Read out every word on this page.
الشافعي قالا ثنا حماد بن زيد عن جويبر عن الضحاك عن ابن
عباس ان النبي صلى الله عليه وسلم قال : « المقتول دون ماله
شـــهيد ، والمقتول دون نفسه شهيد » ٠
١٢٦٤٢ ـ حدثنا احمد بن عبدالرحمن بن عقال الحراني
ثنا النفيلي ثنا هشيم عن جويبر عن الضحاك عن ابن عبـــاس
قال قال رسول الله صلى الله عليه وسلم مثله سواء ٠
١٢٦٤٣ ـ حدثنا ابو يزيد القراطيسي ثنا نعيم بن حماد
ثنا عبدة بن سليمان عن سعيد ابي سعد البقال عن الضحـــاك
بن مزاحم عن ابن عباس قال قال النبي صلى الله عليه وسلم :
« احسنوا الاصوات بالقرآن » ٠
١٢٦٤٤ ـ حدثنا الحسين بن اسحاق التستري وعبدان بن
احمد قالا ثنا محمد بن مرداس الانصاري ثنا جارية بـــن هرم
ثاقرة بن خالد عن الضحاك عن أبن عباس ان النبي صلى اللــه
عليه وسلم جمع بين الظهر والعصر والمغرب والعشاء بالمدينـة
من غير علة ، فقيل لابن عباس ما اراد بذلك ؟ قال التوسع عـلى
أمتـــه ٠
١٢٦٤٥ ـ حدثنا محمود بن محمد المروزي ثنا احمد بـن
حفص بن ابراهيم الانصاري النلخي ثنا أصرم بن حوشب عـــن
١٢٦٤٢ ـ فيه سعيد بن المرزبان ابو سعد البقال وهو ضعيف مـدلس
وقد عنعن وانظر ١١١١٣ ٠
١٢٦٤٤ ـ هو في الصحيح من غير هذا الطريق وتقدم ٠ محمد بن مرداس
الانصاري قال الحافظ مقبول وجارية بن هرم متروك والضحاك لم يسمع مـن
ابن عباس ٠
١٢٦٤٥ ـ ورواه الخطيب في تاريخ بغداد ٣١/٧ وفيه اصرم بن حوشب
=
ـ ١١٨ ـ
- - - - -
Return each full line of the entries that contains the word "النبي".

> Correct answer
عباس ان النبي صلى الله عليه وسلم قال : « المقتول دون ماله
بن مزاحم عن ابن عباس قال قال النبي صلى الله عليه وسلم :
ثاقرة بن خالد عن الضحاك عن أبن عباس ان النبي صلى اللــه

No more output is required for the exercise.